Rows from a data collection

===============

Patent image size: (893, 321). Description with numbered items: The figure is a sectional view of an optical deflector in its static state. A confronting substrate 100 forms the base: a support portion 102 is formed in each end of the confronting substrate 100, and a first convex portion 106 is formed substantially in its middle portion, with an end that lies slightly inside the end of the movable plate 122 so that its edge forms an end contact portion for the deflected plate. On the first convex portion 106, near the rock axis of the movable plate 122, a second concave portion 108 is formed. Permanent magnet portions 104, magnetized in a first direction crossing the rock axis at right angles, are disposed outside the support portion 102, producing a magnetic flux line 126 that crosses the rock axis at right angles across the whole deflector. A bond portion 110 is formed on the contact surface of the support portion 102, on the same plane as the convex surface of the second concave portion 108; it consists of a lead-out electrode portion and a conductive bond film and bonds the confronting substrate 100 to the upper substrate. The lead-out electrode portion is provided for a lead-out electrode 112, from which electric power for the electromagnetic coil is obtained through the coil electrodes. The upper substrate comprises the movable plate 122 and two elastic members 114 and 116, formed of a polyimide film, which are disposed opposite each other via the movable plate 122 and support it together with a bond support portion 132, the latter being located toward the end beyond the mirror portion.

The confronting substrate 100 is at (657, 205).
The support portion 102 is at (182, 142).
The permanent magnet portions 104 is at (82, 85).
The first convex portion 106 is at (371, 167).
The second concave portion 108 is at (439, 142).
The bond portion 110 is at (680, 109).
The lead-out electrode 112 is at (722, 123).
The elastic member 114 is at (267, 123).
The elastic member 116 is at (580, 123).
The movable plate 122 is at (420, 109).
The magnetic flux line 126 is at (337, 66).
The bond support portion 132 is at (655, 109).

===============

WHAT THE EXERCISE ASKS: Can you copy every row above, word for word?

OUTPUT:
Patent image size: (893, 321). Description with numbered items: The figure is a sectional view of an optical deflector in its static state. A confronting substrate 100 forms the base: a support portion 102 is formed in each end of the confronting substrate 100, and a first convex portion 106 is formed substantially in its middle portion, with an end that lies slightly inside the end of the movable plate 122 so that its edge forms an end contact portion for the deflected plate. On the first convex portion 106, near the rock axis of the movable plate 122, a second concave portion 108 is formed. Permanent magnet portions 104, magnetized in a first direction crossing the rock axis at right angles, are disposed outside the support portion 102, producing a magnetic flux line 126 that crosses the rock axis at right angles across the whole deflector. A bond portion 110 is formed on the contact surface of the support portion 102, on the same plane as the convex surface of the second concave portion 108; it consists of a lead-out electrode portion and a conductive bond film and bonds the confronting substrate 100 to the upper substrate. The lead-out electrode portion is provided for a lead-out electrode 112, from which electric power for the electromagnetic coil is obtained through the coil electrodes. The upper substrate comprises the movable plate 122 and two elastic members 114 and 116, formed of a polyimide film, which are disposed opposite each other via the movable plate 122 and support it together with a bond support portion 132, the latter being located toward the end beyond the mirror portion.

The confronting substrate 100 is at (657, 205).
The support portion 102 is at (182, 142).
The permanent magnet portions 104 is at (82, 85).
The first convex portion 106 is at (371, 167).
The second concave portion 108 is at (439, 142).
The bond portion 110 is at (680, 109).
The lead-out electrode 112 is at (722, 123).
The elastic member 114 is at (267, 123).
The elastic member 116 is at (580, 123).
The movable plate 122 is at (420, 109).
The magnetic flux line 126 is at (337, 66).
The bond support portion 132 is at (655, 109).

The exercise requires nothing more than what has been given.